*** DATA SHOWN ***

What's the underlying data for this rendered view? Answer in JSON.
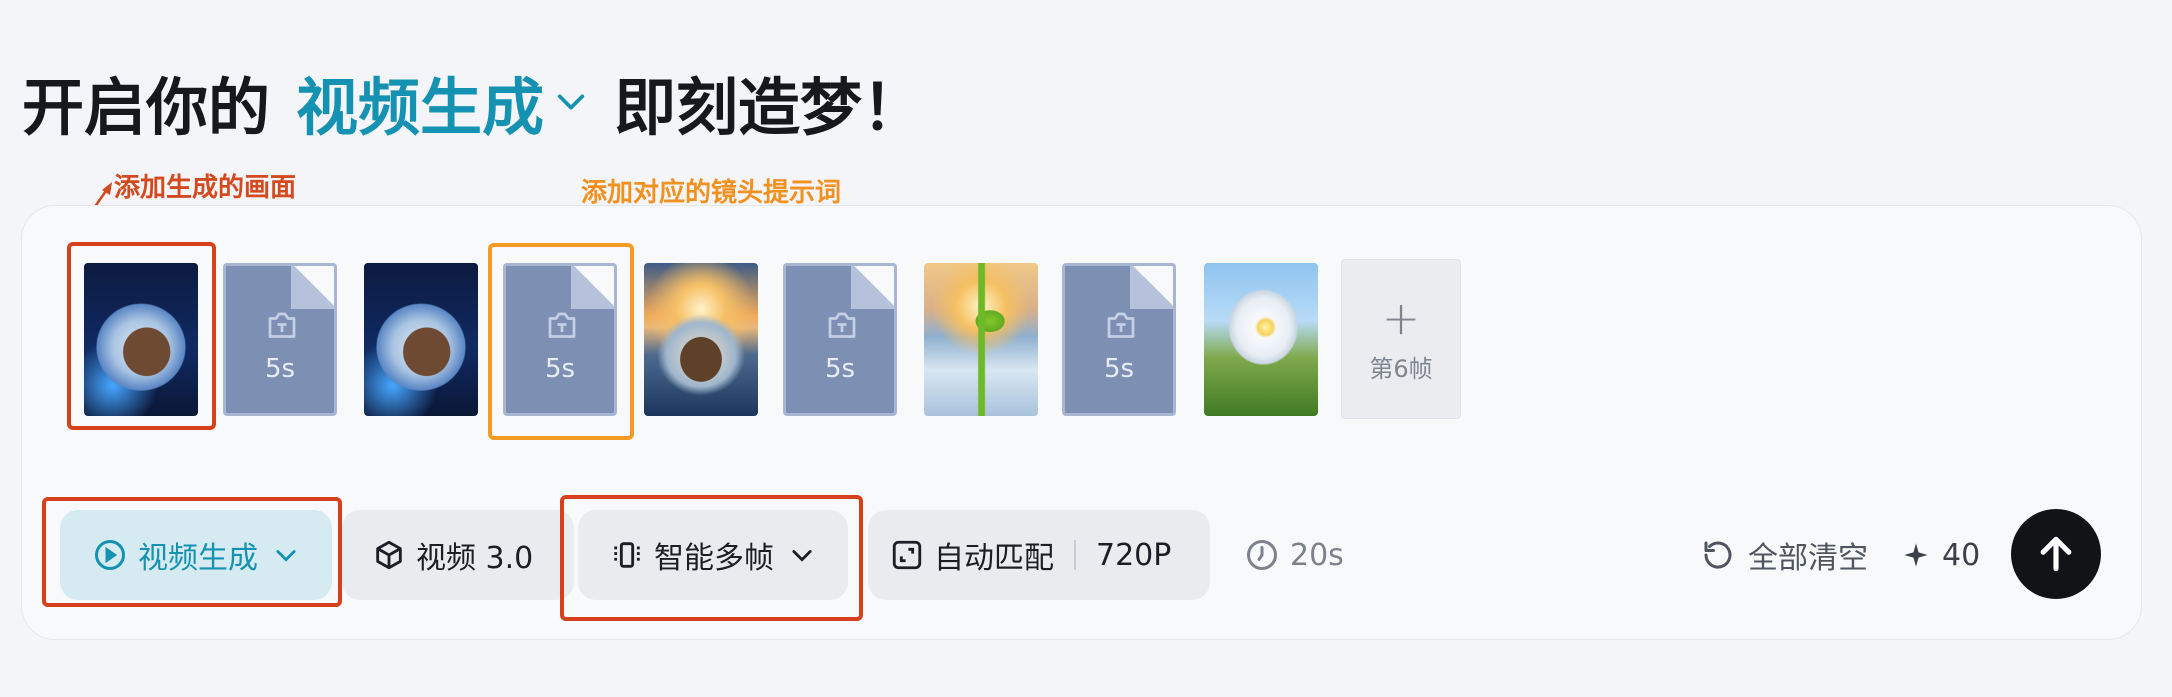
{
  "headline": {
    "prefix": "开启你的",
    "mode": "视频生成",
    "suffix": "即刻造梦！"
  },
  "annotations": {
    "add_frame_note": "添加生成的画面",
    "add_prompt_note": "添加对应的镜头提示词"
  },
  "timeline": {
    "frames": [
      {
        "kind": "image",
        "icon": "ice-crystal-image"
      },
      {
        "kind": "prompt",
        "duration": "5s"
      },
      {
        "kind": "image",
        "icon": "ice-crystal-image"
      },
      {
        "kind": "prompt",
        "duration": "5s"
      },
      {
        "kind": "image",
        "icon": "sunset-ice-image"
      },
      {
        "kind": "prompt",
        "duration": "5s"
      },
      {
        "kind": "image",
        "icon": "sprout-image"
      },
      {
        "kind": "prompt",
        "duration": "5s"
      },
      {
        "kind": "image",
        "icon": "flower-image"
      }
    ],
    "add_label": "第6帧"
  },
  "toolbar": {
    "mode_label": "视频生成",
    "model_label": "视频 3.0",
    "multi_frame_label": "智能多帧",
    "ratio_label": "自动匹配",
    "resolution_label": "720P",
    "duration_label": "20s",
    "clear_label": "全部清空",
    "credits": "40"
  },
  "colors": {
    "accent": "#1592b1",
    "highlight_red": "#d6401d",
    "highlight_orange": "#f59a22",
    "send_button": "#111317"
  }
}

***

*WHAT YOU WILL DO*
Repeat each entry exactly as given; no pictures belong in the copy.

*OUTPUT OF THE EXERCISE*
What's the underlying data for this rendered view? Answer in JSON.
{
  "headline": {
    "prefix": "开启你的",
    "mode": "视频生成",
    "suffix": "即刻造梦！"
  },
  "annotations": {
    "add_frame_note": "添加生成的画面",
    "add_prompt_note": "添加对应的镜头提示词"
  },
  "timeline": {
    "frames": [
      {
        "kind": "image",
        "icon": "ice-crystal-image"
      },
      {
        "kind": "prompt",
        "duration": "5s"
      },
      {
        "kind": "image",
        "icon": "ice-crystal-image"
      },
      {
        "kind": "prompt",
        "duration": "5s"
      },
      {
        "kind": "image",
        "icon": "sunset-ice-image"
      },
      {
        "kind": "prompt",
        "duration": "5s"
      },
      {
        "kind": "image",
        "icon": "sprout-image"
      },
      {
        "kind": "prompt",
        "duration": "5s"
      },
      {
        "kind": "image",
        "icon": "flower-image"
      }
    ],
    "add_label": "第6帧"
  },
  "toolbar": {
    "mode_label": "视频生成",
    "model_label": "视频 3.0",
    "multi_frame_label": "智能多帧",
    "ratio_label": "自动匹配",
    "resolution_label": "720P",
    "duration_label": "20s",
    "clear_label": "全部清空",
    "credits": "40"
  },
  "colors": {
    "accent": "#1592b1",
    "highlight_red": "#d6401d",
    "highlight_orange": "#f59a22",
    "send_button": "#111317"
  }
}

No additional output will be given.